Output exactly the lines from the line with "Read this page and output its text content." through the end of the records below. Include nothing else.

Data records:

____________

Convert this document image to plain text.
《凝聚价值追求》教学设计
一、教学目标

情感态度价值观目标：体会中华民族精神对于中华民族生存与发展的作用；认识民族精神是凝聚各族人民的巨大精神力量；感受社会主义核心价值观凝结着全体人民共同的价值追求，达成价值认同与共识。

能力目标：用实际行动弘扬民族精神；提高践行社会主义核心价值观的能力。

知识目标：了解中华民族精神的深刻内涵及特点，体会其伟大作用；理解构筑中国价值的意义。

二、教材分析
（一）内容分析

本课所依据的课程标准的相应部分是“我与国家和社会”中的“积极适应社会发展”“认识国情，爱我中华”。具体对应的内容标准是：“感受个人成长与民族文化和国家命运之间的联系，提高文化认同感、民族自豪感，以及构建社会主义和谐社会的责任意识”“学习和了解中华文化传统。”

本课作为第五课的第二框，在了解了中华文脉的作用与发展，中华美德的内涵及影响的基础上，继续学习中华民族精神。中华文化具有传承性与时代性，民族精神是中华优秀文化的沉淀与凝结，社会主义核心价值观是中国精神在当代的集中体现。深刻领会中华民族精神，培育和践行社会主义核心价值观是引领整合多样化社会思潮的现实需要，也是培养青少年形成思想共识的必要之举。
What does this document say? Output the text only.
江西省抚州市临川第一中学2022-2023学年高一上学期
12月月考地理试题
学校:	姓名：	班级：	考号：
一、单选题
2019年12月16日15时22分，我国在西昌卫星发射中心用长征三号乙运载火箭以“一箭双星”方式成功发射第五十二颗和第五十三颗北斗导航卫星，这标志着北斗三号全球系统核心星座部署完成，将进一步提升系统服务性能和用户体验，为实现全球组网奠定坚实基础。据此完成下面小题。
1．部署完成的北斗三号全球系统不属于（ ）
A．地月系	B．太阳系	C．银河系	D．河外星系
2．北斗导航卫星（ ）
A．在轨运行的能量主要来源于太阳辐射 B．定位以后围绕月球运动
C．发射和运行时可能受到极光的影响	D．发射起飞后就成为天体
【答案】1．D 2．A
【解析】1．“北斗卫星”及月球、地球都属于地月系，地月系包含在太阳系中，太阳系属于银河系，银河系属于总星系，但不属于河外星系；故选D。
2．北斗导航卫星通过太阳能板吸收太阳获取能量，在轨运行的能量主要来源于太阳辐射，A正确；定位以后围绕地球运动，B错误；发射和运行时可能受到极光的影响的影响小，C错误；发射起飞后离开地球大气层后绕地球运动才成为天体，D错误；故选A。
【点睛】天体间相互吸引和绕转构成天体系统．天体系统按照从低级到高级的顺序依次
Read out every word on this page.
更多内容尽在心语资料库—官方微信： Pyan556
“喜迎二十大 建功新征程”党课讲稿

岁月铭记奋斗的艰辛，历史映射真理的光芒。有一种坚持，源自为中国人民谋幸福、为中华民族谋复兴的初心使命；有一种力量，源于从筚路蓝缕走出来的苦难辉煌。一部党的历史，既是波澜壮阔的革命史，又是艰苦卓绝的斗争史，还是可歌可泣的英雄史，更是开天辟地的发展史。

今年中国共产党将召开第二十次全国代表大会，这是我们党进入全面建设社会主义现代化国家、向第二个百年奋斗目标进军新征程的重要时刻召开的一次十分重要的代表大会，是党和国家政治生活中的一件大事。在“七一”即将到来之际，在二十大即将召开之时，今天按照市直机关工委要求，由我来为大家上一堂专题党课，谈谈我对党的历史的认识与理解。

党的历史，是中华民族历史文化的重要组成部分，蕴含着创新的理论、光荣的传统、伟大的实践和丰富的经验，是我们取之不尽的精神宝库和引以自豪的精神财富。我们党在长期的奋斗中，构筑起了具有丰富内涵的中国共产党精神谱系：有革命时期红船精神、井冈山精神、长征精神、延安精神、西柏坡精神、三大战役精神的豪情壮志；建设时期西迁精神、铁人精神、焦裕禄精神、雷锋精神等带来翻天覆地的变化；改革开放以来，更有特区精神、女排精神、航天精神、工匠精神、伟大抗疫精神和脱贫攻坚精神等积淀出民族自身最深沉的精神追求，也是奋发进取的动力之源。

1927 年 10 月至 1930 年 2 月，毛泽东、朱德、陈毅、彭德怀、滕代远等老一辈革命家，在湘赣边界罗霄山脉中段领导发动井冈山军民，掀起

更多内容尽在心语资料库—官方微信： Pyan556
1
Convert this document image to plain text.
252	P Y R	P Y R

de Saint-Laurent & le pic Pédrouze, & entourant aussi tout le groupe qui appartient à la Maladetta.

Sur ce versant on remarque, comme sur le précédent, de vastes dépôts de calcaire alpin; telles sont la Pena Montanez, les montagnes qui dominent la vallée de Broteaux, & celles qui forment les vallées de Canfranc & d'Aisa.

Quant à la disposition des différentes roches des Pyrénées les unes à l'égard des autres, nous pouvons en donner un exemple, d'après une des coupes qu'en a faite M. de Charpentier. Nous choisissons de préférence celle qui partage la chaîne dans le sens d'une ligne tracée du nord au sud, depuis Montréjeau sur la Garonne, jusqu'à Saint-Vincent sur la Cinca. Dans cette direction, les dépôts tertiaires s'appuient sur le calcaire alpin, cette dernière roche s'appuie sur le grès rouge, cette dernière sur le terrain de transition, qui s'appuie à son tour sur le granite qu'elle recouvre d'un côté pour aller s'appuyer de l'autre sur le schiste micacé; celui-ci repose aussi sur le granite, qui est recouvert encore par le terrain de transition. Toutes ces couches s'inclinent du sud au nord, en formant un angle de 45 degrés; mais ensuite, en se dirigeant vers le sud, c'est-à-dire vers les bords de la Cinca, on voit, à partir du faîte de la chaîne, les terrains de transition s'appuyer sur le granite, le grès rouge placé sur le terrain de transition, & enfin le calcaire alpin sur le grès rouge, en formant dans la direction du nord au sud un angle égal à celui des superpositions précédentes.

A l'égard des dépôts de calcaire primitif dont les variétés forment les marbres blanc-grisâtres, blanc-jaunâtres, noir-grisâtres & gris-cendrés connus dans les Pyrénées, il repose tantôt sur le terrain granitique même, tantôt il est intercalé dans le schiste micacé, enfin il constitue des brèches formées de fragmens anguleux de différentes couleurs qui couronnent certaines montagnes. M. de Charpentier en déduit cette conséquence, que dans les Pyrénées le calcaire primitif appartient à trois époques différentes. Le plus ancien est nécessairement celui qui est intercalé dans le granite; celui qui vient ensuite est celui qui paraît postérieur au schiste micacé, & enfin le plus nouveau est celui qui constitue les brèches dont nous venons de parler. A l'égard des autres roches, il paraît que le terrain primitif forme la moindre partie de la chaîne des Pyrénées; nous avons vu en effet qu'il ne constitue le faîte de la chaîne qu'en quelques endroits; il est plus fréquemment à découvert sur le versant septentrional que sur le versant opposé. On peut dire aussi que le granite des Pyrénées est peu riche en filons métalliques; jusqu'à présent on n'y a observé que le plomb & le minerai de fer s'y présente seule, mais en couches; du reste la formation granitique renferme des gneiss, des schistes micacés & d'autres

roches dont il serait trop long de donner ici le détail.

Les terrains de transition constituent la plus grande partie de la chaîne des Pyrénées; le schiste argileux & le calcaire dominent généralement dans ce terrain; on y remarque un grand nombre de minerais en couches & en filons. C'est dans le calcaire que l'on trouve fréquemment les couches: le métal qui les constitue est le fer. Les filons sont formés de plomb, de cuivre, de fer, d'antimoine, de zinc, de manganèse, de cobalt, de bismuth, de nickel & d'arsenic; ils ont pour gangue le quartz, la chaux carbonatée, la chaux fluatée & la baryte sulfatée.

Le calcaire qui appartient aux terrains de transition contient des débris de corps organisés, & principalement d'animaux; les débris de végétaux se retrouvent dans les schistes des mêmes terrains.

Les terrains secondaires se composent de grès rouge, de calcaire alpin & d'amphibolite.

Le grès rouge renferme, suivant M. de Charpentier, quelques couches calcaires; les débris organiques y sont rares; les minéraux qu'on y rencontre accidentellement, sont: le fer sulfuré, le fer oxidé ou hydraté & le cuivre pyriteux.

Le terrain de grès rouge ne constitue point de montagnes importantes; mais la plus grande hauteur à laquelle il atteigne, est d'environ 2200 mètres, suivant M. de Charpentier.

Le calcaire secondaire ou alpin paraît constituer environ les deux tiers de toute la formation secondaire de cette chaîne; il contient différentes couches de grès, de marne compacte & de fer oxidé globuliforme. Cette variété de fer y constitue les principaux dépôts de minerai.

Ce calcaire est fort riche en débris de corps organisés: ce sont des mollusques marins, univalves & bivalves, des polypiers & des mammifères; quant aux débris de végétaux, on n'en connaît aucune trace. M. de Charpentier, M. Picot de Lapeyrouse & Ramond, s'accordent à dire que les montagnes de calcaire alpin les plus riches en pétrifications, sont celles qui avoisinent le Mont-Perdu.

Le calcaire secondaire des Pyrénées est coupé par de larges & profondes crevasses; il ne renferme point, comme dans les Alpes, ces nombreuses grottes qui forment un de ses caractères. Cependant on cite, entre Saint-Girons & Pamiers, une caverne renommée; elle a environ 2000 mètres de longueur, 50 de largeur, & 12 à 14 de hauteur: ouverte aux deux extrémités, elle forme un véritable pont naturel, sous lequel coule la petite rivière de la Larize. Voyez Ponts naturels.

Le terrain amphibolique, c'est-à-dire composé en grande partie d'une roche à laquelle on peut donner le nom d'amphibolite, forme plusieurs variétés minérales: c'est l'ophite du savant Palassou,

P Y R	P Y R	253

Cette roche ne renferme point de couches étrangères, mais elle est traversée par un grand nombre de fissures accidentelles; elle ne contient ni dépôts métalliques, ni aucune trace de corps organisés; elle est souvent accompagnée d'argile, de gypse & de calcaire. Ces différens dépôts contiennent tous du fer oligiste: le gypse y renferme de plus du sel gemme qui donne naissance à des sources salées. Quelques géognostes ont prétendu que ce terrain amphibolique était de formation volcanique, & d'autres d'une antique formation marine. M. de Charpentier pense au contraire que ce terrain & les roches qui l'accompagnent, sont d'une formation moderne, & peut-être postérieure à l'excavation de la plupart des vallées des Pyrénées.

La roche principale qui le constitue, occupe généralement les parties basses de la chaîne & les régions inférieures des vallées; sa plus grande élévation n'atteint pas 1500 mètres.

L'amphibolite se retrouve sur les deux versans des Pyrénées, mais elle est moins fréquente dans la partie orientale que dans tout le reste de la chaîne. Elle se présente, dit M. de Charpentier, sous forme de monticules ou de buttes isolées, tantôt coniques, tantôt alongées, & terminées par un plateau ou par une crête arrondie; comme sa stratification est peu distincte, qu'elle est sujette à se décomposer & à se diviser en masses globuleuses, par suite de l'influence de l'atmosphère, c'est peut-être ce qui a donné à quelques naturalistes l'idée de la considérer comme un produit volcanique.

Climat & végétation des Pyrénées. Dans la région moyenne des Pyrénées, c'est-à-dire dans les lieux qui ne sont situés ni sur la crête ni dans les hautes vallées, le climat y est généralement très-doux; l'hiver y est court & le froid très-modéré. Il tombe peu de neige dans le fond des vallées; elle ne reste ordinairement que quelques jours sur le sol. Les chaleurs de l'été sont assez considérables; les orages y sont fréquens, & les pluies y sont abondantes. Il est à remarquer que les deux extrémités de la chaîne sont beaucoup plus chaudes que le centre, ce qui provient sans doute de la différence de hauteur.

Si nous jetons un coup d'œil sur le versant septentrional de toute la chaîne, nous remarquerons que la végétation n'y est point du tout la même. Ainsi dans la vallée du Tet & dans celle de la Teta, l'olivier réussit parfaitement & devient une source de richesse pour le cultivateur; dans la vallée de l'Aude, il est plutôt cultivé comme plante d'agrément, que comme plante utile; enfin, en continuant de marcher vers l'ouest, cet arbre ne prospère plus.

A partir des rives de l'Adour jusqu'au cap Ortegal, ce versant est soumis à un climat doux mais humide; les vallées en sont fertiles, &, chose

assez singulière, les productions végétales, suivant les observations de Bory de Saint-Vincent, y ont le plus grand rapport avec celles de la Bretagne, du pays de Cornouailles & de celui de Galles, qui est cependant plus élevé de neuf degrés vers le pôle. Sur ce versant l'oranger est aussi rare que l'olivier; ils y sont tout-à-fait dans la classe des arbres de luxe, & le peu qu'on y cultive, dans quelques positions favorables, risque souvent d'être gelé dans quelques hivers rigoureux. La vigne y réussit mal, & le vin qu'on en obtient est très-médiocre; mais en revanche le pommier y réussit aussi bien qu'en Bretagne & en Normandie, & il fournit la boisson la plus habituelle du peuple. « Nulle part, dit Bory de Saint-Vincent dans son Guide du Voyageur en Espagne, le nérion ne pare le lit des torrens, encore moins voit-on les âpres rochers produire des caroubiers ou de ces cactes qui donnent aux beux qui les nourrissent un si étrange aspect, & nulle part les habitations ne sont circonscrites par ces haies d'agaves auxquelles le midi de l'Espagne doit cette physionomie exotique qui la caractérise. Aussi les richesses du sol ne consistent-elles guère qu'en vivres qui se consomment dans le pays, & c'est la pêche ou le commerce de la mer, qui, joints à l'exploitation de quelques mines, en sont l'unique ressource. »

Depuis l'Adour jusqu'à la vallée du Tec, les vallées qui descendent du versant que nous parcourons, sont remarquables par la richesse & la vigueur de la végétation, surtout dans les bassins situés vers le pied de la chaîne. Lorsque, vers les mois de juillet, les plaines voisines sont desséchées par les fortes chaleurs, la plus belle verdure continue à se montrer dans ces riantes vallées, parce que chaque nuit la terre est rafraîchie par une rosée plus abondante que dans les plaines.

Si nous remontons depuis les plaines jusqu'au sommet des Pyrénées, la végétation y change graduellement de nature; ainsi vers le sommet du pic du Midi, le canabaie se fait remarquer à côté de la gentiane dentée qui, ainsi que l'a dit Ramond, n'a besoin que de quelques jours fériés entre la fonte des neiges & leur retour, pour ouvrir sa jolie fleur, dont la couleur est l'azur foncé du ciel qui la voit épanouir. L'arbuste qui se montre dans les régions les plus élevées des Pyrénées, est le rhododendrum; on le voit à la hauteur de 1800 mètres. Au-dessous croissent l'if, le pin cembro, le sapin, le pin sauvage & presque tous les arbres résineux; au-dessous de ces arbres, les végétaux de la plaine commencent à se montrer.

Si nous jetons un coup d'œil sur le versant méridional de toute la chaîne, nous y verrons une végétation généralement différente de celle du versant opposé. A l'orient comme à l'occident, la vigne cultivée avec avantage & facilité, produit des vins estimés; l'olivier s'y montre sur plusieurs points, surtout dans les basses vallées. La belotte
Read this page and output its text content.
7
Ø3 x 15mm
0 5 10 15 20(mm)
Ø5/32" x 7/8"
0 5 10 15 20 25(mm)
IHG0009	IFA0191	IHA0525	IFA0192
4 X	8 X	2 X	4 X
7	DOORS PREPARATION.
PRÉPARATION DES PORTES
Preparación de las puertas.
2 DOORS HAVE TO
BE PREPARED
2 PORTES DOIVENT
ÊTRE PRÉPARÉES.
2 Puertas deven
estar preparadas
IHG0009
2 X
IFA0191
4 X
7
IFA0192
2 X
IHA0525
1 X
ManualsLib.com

____________

## [THE REPLY]
Read this page and output its text content.
7
Ø3 x 15mm
0 5 10 15 20(mm)
Ø5/32" x 7/8"
0 5 10 15 20 25(mm)
IHG0009	IFA0191	IHA0525	IFA0192
4 X	8 X	2 X	4 X
7	DOORS PREPARATION.
PRÉPARATION DES PORTES
Preparación de las puertas.
2 DOORS HAVE TO
BE PREPARED
2 PORTES DOIVENT
ÊTRE PRÉPARÉES.
2 Puertas deven
estar preparadas
IHG0009
2 X
IFA0191
4 X
7
IFA0192
2 X
IHA0525
1 X
ManualsLib.com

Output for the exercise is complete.